- **Written request**:
Emit the entire listing verbatim.

[Source records]
◆ ◆ ◆ ◆ ◆ ◆ ◆

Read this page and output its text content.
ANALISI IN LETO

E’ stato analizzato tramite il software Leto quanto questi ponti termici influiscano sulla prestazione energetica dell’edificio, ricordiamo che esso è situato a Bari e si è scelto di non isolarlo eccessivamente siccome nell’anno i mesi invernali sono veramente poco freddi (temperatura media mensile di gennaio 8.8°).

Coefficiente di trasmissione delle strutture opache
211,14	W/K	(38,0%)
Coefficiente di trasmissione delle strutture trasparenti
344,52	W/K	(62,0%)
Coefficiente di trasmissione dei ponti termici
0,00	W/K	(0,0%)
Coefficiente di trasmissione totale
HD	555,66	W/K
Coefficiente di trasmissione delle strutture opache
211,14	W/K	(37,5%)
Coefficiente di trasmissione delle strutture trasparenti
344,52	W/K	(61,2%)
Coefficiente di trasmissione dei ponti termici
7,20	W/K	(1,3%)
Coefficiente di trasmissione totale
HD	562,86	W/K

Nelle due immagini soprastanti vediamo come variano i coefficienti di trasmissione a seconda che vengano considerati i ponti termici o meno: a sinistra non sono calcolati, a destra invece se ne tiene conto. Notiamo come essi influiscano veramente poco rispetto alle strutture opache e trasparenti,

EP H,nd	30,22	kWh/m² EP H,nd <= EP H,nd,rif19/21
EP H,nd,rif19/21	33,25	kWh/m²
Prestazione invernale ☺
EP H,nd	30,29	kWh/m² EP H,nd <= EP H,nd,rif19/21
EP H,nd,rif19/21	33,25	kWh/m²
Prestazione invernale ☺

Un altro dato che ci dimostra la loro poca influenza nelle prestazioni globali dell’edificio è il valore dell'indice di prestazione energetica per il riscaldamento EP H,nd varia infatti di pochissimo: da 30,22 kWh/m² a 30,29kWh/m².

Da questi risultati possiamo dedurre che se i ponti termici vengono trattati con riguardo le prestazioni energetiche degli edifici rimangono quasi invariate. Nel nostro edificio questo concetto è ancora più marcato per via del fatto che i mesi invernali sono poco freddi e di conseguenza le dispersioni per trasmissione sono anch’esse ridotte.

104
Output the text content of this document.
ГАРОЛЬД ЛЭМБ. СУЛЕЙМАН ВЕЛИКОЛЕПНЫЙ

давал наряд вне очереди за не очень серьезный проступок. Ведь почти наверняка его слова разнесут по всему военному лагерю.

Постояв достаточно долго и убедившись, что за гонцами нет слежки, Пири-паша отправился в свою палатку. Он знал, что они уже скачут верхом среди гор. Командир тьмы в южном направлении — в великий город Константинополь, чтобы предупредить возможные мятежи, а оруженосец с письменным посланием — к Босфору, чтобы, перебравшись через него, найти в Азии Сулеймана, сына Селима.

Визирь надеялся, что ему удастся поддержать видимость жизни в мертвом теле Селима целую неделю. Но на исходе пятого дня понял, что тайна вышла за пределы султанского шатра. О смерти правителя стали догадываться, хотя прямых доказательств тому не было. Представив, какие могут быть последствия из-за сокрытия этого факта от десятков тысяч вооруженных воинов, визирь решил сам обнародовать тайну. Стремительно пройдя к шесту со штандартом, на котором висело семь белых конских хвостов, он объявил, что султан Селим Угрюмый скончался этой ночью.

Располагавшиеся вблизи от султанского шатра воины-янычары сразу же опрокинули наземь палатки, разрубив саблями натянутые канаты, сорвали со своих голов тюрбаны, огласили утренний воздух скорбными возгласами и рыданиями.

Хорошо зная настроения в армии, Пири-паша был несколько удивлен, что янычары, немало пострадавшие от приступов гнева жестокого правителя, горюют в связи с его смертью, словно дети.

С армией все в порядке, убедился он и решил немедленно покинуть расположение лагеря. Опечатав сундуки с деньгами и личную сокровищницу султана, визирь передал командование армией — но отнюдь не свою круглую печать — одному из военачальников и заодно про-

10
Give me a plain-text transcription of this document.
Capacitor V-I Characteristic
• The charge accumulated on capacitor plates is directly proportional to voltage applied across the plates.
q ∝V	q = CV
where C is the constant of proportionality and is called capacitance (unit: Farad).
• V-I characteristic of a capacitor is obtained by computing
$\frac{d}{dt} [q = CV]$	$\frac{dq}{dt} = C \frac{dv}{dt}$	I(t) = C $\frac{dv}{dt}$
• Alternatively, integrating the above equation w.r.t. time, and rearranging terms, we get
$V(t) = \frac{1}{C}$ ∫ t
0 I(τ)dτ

◆ ◆ ◆ ◆ ◆ ◆ ◆

- **Result of this task**:
Read this page and output its text content.
ANALISI IN LETO

E’ stato analizzato tramite il software Leto quanto questi ponti termici influiscano sulla prestazione energetica dell’edificio, ricordiamo che esso è situato a Bari e si è scelto di non isolarlo eccessivamente siccome nell’anno i mesi invernali sono veramente poco freddi (temperatura media mensile di gennaio 8.8°).

Coefficiente di trasmissione delle strutture opache
211,14	W/K	(38,0%)
Coefficiente di trasmissione delle strutture trasparenti
344,52	W/K	(62,0%)
Coefficiente di trasmissione dei ponti termici
0,00	W/K	(0,0%)
Coefficiente di trasmissione totale
HD	555,66	W/K
Coefficiente di trasmissione delle strutture opache
211,14	W/K	(37,5%)
Coefficiente di trasmissione delle strutture trasparenti
344,52	W/K	(61,2%)
Coefficiente di trasmissione dei ponti termici
7,20	W/K	(1,3%)
Coefficiente di trasmissione totale
HD	562,86	W/K

Nelle due immagini soprastanti vediamo come variano i coefficienti di trasmissione a seconda che vengano considerati i ponti termici o meno: a sinistra non sono calcolati, a destra invece se ne tiene conto. Notiamo come essi influiscano veramente poco rispetto alle strutture opache e trasparenti,

EP H,nd	30,22	kWh/m² EP H,nd <= EP H,nd,rif19/21
EP H,nd,rif19/21	33,25	kWh/m²
Prestazione invernale ☺
EP H,nd	30,29	kWh/m² EP H,nd <= EP H,nd,rif19/21
EP H,nd,rif19/21	33,25	kWh/m²
Prestazione invernale ☺

Un altro dato che ci dimostra la loro poca influenza nelle prestazioni globali dell’edificio è il valore dell'indice di prestazione energetica per il riscaldamento EP H,nd varia infatti di pochissimo: da 30,22 kWh/m² a 30,29kWh/m².

Da questi risultati possiamo dedurre che se i ponti termici vengono trattati con riguardo le prestazioni energetiche degli edifici rimangono quasi invariate. Nel nostro edificio questo concetto è ancora più marcato per via del fatto che i mesi invernali sono poco freddi e di conseguenza le dispersioni per trasmissione sono anch’esse ridotte.

104
Output the text content of this document.
ГАРОЛЬД ЛЭМБ. СУЛЕЙМАН ВЕЛИКОЛЕПНЫЙ

давал наряд вне очереди за не очень серьезный проступок. Ведь почти наверняка его слова разнесут по всему военному лагерю.

Постояв достаточно долго и убедившись, что за гонцами нет слежки, Пири-паша отправился в свою палатку. Он знал, что они уже скачут верхом среди гор. Командир тьмы в южном направлении — в великий город Константинополь, чтобы предупредить возможные мятежи, а оруженосец с письменным посланием — к Босфору, чтобы, перебравшись через него, найти в Азии Сулеймана, сына Селима.

Визирь надеялся, что ему удастся поддержать видимость жизни в мертвом теле Селима целую неделю. Но на исходе пятого дня понял, что тайна вышла за пределы султанского шатра. О смерти правителя стали догадываться, хотя прямых доказательств тому не было. Представив, какие могут быть последствия из-за сокрытия этого факта от десятков тысяч вооруженных воинов, визирь решил сам обнародовать тайну. Стремительно пройдя к шесту со штандартом, на котором висело семь белых конских хвостов, он объявил, что султан Селим Угрюмый скончался этой ночью.

Располагавшиеся вблизи от султанского шатра воины-янычары сразу же опрокинули наземь палатки, разрубив саблями натянутые канаты, сорвали со своих голов тюрбаны, огласили утренний воздух скорбными возгласами и рыданиями.

Хорошо зная настроения в армии, Пири-паша был несколько удивлен, что янычары, немало пострадавшие от приступов гнева жестокого правителя, горюют в связи с его смертью, словно дети.

С армией все в порядке, убедился он и решил немедленно покинуть расположение лагеря. Опечатав сундуки с деньгами и личную сокровищницу султана, визирь передал командование армией — но отнюдь не свою круглую печать — одному из военачальников и заодно про-

10
Give me a plain-text transcription of this document.
Capacitor V-I Characteristic
• The charge accumulated on capacitor plates is directly proportional to voltage applied across the plates.
q ∝V	q = CV
where C is the constant of proportionality and is called capacitance (unit: Farad).
• V-I characteristic of a capacitor is obtained by computing
$\frac{d}{dt} [q = CV]$	$\frac{dq}{dt} = C \frac{dv}{dt}$	I(t) = C $\frac{dv}{dt}$
• Alternatively, integrating the above equation w.r.t. time, and rearranging terms, we get
$V(t) = \frac{1}{C}$ ∫ t
0 I(τ)dτ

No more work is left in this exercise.